(Set problem) Copy each line below without leaving any out.

(Records for this task)
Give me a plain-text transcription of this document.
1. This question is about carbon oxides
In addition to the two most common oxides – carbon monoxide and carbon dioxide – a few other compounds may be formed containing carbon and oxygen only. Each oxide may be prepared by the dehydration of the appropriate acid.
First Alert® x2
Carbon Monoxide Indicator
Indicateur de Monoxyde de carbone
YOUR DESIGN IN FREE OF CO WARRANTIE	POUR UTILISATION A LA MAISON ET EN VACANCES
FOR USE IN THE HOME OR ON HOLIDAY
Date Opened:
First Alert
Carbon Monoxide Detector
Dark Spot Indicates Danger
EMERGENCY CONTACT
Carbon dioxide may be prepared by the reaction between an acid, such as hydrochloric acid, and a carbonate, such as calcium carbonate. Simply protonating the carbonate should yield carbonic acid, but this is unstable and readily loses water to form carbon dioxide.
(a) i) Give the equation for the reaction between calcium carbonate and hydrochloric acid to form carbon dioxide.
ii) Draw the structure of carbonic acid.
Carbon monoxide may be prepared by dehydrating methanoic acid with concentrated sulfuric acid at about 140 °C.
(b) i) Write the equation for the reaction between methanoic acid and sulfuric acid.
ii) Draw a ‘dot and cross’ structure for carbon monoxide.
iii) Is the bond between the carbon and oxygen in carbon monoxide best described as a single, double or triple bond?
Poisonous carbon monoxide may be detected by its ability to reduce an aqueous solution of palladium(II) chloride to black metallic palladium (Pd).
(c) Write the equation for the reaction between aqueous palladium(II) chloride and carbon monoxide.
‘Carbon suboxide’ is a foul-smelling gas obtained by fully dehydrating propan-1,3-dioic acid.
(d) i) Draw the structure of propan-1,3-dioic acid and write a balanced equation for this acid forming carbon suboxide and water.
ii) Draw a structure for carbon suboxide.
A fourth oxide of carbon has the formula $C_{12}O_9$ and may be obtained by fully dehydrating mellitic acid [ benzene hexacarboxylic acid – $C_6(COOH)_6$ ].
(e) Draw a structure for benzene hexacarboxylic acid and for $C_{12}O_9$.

(Task output)
Give me a plain-text transcription of this document.
1. This question is about carbon oxides
In addition to the two most common oxides – carbon monoxide and carbon dioxide – a few other compounds may be formed containing carbon and oxygen only. Each oxide may be prepared by the dehydration of the appropriate acid.
First Alert® x2
Carbon Monoxide Indicator
Indicateur de Monoxyde de carbone
YOUR DESIGN IN FREE OF CO WARRANTIE	POUR UTILISATION A LA MAISON ET EN VACANCES
FOR USE IN THE HOME OR ON HOLIDAY
Date Opened:
First Alert
Carbon Monoxide Detector
Dark Spot Indicates Danger
EMERGENCY CONTACT
Carbon dioxide may be prepared by the reaction between an acid, such as hydrochloric acid, and a carbonate, such as calcium carbonate. Simply protonating the carbonate should yield carbonic acid, but this is unstable and readily loses water to form carbon dioxide.
(a) i) Give the equation for the reaction between calcium carbonate and hydrochloric acid to form carbon dioxide.
ii) Draw the structure of carbonic acid.
Carbon monoxide may be prepared by dehydrating methanoic acid with concentrated sulfuric acid at about 140 °C.
(b) i) Write the equation for the reaction between methanoic acid and sulfuric acid.
ii) Draw a ‘dot and cross’ structure for carbon monoxide.
iii) Is the bond between the carbon and oxygen in carbon monoxide best described as a single, double or triple bond?
Poisonous carbon monoxide may be detected by its ability to reduce an aqueous solution of palladium(II) chloride to black metallic palladium (Pd).
(c) Write the equation for the reaction between aqueous palladium(II) chloride and carbon monoxide.
‘Carbon suboxide’ is a foul-smelling gas obtained by fully dehydrating propan-1,3-dioic acid.
(d) i) Draw the structure of propan-1,3-dioic acid and write a balanced equation for this acid forming carbon suboxide and water.
ii) Draw a structure for carbon suboxide.
A fourth oxide of carbon has the formula $C_{12}O_9$ and may be obtained by fully dehydrating mellitic acid [ benzene hexacarboxylic acid – $C_6(COOH)_6$ ].
(e) Draw a structure for benzene hexacarboxylic acid and for $C_{12}O_9$.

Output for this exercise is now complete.